AIM:
Find every line in the records that holds the string "JSON". Copy each one.
—————
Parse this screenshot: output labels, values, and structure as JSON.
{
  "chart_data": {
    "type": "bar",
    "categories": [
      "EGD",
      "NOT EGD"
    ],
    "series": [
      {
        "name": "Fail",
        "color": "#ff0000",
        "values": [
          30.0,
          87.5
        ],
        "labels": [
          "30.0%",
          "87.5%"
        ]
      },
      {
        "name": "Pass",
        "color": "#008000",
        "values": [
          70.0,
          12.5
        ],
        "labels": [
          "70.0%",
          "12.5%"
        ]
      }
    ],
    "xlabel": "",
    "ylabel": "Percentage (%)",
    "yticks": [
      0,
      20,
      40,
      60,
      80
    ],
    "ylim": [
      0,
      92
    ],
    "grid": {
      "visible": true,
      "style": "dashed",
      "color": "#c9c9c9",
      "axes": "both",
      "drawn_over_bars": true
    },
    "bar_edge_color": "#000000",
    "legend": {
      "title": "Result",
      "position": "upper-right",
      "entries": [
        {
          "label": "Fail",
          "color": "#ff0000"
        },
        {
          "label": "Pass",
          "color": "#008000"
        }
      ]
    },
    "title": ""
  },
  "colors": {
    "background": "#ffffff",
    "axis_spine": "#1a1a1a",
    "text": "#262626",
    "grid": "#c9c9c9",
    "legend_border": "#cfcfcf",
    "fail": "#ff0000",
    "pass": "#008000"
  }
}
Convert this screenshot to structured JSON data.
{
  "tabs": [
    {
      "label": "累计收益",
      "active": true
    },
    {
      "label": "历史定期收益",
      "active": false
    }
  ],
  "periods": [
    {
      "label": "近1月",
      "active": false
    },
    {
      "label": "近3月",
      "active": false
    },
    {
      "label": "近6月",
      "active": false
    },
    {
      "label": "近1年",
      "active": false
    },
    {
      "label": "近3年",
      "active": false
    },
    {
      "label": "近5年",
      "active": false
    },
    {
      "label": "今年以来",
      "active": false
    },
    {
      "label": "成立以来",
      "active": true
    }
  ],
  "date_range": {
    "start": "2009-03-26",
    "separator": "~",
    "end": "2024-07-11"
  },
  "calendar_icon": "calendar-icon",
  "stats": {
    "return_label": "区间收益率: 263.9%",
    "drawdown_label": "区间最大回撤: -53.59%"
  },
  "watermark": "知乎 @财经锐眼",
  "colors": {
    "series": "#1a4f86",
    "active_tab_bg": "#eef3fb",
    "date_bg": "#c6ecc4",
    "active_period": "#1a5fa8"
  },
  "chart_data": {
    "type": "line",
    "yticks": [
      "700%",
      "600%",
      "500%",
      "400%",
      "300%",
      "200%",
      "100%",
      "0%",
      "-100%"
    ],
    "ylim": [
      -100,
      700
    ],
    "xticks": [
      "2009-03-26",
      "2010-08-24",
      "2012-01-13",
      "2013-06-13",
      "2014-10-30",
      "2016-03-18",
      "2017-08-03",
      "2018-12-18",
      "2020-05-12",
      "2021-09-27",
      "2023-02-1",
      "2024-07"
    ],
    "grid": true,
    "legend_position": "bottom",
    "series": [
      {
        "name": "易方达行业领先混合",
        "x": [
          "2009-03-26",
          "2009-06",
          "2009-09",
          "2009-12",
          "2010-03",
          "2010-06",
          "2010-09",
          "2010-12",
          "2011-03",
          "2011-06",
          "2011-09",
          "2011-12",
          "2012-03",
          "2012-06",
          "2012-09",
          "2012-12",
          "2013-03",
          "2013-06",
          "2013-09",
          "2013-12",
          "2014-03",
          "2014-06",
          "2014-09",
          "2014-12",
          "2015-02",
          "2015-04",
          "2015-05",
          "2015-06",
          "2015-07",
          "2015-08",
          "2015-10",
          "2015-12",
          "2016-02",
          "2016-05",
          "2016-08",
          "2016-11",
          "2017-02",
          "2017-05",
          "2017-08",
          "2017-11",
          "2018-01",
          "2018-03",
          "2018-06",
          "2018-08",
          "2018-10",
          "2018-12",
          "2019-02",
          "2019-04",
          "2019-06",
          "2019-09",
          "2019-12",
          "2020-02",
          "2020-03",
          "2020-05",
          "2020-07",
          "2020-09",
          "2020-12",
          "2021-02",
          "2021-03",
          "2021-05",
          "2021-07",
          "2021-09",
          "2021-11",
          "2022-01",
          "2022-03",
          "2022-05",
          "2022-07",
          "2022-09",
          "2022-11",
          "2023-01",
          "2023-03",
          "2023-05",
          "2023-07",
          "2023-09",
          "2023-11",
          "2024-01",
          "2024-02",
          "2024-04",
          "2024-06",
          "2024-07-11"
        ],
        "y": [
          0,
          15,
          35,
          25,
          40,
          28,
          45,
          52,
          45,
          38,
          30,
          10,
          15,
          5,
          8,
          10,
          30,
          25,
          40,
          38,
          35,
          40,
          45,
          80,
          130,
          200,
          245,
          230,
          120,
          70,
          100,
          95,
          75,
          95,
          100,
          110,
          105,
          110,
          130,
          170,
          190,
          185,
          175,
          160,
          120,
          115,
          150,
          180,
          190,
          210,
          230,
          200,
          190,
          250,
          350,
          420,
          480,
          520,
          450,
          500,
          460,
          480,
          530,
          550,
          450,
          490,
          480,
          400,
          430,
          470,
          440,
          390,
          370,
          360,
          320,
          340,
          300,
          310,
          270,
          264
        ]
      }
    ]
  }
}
—————
WRITTEN ANSWER:
Parse this screenshot: output labels, values, and structure as JSON.
Convert this screenshot to structured JSON data.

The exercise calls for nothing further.